● **Task brief**:
Below are some records. How many of their lines contain the string "this"? Give the number only.
-- Task data start --
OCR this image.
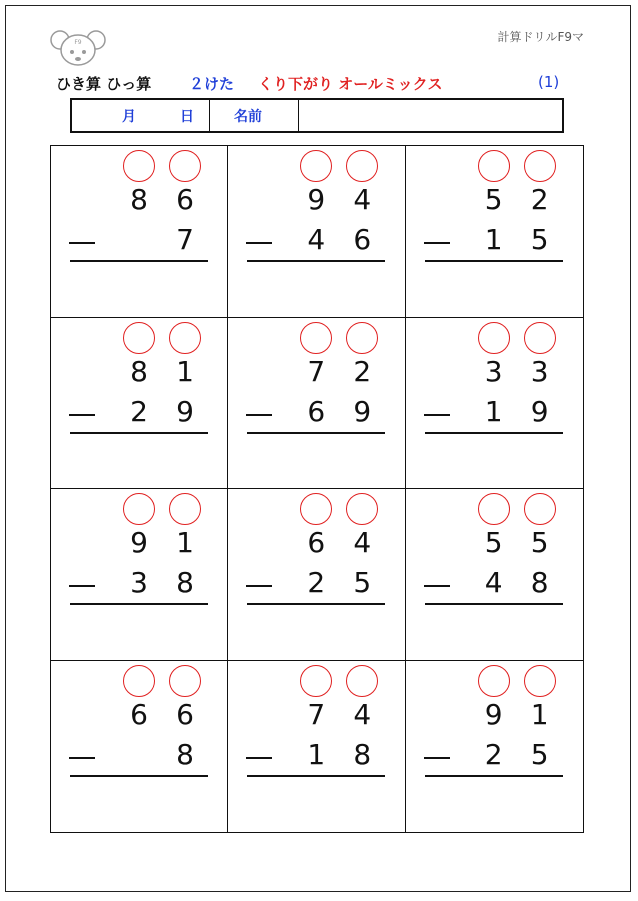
F9	計算ドリルF9マ
ひき算 ひっ算	２けた くり下がり オールミックス	(1)
月	日	名前
8 6
7
9 4
4 6
5 2
1 5
8 1
2 9
7 2
6 9
3 3
1 9
9 1
3 8
6 4
2 5
5 5
4 8
6 6
8
7 4
1 8
9 1
2 5
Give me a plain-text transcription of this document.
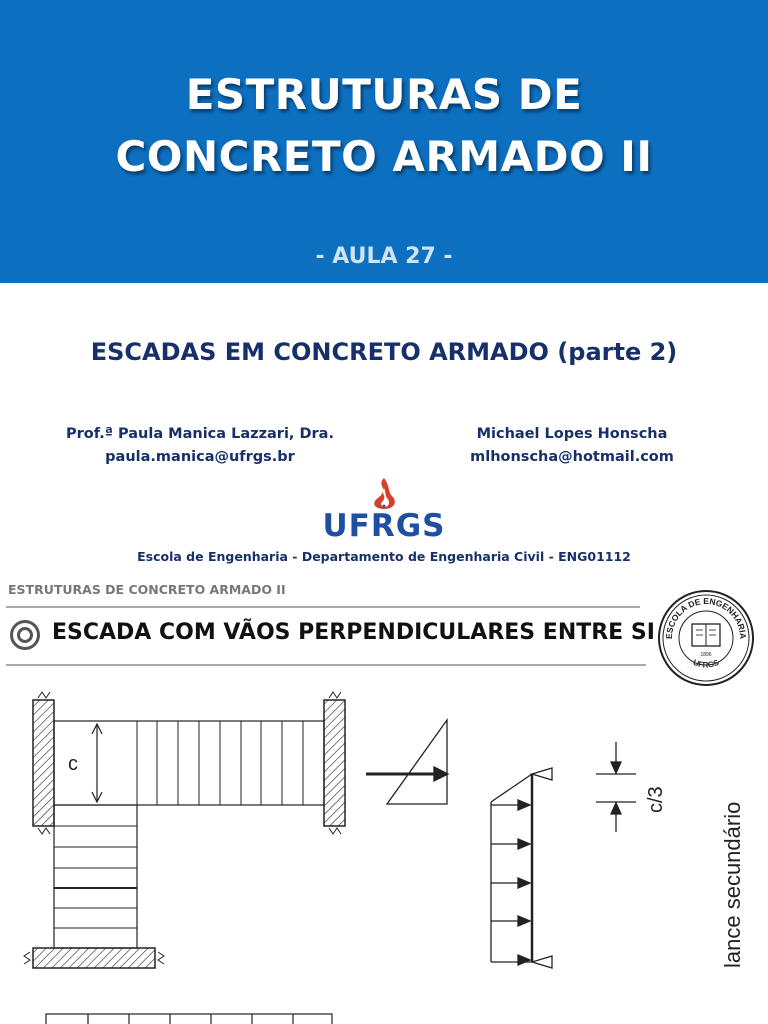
ESTRUTURAS DE
CONCRETO ARMADO II
- AULA 27 -
ESCADAS EM CONCRETO ARMADO (parte 2)
Prof.ª Paula Manica Lazzari, Dra.
paula.manica@ufrgs.br
Michael Lopes Honscha
mlhonscha@hotmail.com
UFRGS
Escola de Engenharia - Departamento de Engenharia Civil - ENG01112
ESTRUTURAS DE CONCRETO ARMADO II
ESCADA COM VÃOS PERPENDICULARES ENTRE SI ESCOLA DE ENGENHARIA
UFRGS
1896
c
c/3
lance secundário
-- Task data end --
● **Written solution**:
2